Collected data entries
* * *

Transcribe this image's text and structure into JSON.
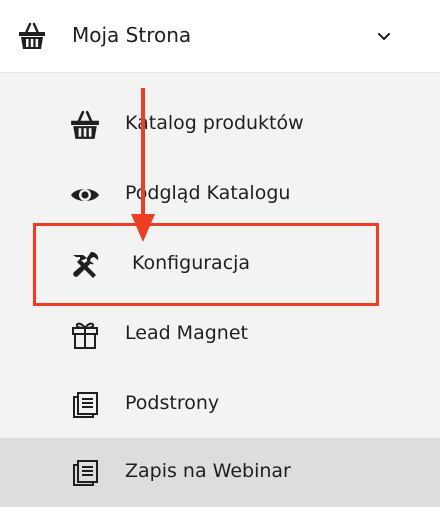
{
  "header": {
    "title": "Moja Strona",
    "icon": "basket-icon",
    "toggle_icon": "chevron-down-icon"
  },
  "menu": {
    "items": [
      {
        "label": "Katalog produktów",
        "icon": "basket-icon",
        "active": false
      },
      {
        "label": "Podgląd Katalogu",
        "icon": "eye-icon",
        "active": false
      },
      {
        "label": "Konfiguracja",
        "icon": "tools-icon",
        "active": false
      },
      {
        "label": "Lead Magnet",
        "icon": "gift-icon",
        "active": false
      },
      {
        "label": "Podstrony",
        "icon": "pages-icon",
        "active": false
      },
      {
        "label": "Zapis na Webinar",
        "icon": "pages-icon",
        "active": true
      }
    ]
  },
  "annotation": {
    "color": "#ef3d23",
    "target": "Konfiguracja"
  },
  "colors": {
    "sidebar_background": "#f3f3f3",
    "header_background": "#ffffff",
    "active_item_background": "#dddddd",
    "text": "#1f1f1f"
  }
}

* * *

DESCRIPTION OF THE TASK: Identify which lines contain the word "text" and copy each one.

SOLUTION FOR THIS TASK:
Transcribe this image's text and structure into JSON.
    "text": "#1f1f1f"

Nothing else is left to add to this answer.